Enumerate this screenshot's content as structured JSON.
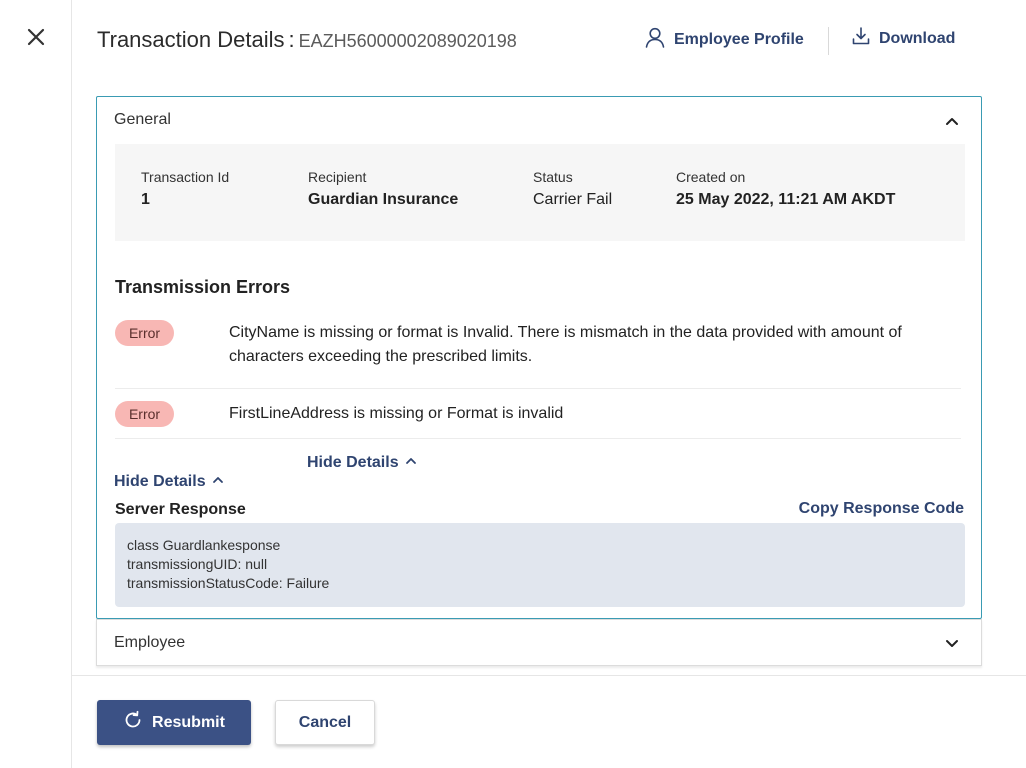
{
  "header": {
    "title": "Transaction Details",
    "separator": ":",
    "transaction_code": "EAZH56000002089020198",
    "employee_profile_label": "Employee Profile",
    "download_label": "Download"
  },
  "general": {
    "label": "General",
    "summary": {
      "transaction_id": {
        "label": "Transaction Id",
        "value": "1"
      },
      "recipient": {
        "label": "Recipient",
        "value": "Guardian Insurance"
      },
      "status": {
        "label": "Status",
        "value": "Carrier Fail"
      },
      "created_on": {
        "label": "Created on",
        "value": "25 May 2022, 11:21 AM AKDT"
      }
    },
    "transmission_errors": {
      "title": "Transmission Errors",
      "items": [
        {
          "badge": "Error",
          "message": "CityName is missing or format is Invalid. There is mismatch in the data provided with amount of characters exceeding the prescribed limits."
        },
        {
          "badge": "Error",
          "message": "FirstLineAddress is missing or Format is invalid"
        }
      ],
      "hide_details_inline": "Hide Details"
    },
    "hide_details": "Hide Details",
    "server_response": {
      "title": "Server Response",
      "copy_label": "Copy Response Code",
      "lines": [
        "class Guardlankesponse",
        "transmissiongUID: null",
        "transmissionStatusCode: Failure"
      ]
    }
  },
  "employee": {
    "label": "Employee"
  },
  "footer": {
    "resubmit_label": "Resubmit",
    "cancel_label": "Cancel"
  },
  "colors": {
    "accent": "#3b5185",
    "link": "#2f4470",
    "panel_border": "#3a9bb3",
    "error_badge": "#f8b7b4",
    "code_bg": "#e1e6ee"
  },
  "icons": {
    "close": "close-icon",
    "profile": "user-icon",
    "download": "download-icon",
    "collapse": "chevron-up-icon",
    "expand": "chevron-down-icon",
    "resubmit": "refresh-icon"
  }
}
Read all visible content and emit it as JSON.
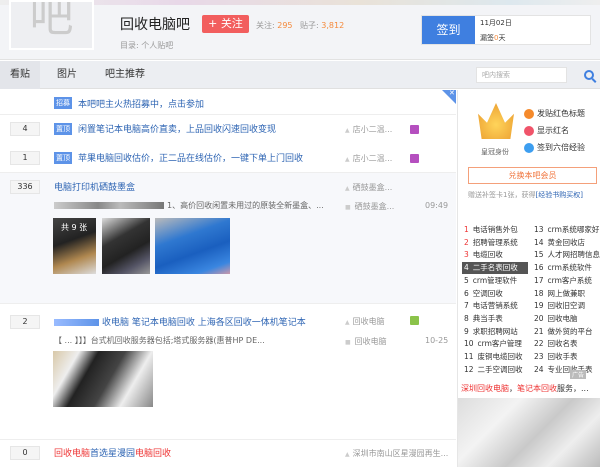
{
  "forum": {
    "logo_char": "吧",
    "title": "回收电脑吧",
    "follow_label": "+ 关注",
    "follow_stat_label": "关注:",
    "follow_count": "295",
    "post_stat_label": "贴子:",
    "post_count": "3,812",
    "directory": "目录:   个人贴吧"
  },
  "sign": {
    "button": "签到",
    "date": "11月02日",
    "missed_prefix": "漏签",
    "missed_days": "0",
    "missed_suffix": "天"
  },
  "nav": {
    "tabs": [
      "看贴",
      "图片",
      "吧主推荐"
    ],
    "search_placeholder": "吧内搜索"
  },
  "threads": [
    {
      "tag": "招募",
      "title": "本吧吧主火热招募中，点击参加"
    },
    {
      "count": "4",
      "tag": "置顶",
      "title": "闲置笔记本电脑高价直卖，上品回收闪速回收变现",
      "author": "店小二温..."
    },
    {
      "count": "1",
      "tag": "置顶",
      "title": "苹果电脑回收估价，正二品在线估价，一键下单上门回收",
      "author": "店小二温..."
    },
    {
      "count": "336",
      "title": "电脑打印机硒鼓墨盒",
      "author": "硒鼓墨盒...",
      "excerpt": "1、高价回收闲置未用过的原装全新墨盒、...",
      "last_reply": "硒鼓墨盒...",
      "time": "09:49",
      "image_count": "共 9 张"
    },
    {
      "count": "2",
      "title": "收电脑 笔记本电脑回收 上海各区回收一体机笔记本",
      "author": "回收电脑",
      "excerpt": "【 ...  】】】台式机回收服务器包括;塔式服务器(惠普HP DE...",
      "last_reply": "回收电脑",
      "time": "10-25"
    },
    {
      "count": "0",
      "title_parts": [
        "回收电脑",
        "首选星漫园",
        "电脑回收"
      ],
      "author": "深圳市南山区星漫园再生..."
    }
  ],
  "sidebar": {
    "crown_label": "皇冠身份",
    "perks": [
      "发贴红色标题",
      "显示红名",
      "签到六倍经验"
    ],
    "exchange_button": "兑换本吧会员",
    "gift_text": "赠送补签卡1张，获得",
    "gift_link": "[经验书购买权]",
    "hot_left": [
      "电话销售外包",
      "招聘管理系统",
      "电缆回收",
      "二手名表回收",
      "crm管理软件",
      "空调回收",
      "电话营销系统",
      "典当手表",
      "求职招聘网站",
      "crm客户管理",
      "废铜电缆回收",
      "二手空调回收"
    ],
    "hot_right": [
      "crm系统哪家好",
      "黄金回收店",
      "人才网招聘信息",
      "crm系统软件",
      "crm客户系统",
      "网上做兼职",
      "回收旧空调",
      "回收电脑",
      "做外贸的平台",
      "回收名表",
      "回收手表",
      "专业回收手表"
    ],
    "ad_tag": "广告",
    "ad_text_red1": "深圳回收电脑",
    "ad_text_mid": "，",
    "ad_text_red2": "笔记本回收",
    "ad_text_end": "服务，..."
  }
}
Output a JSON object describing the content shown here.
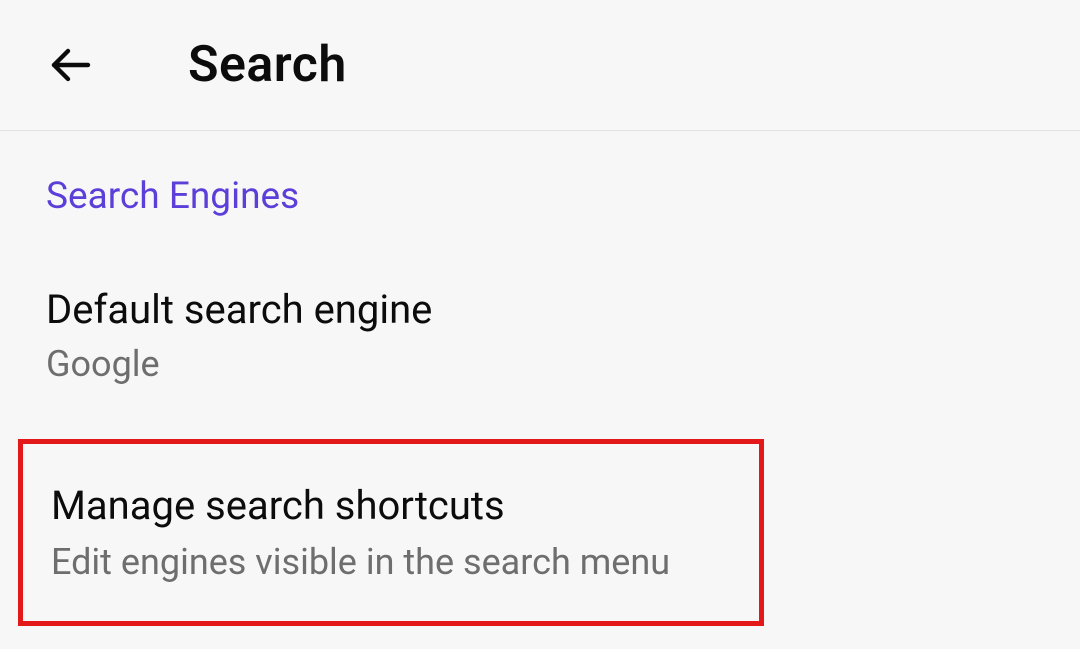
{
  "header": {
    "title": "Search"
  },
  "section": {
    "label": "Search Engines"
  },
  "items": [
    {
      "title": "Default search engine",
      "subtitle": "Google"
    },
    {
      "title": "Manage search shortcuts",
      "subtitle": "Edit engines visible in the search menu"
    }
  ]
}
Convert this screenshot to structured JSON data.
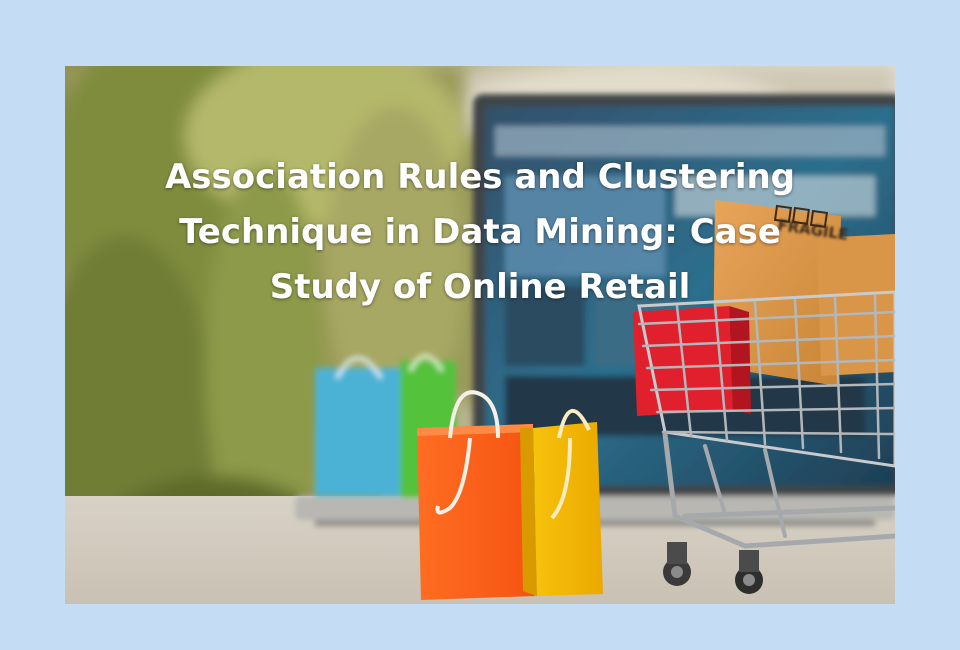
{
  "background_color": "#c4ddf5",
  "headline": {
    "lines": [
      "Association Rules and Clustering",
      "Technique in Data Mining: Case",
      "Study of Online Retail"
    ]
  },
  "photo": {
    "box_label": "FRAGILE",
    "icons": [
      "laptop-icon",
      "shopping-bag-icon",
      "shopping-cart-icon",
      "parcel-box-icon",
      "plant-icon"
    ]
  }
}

- The request: Find every line that holds "subtitle" and copy it.

- Expected answer:
      "subtitle": "Google"
      "subtitle": "Edit engines visible in the search menu"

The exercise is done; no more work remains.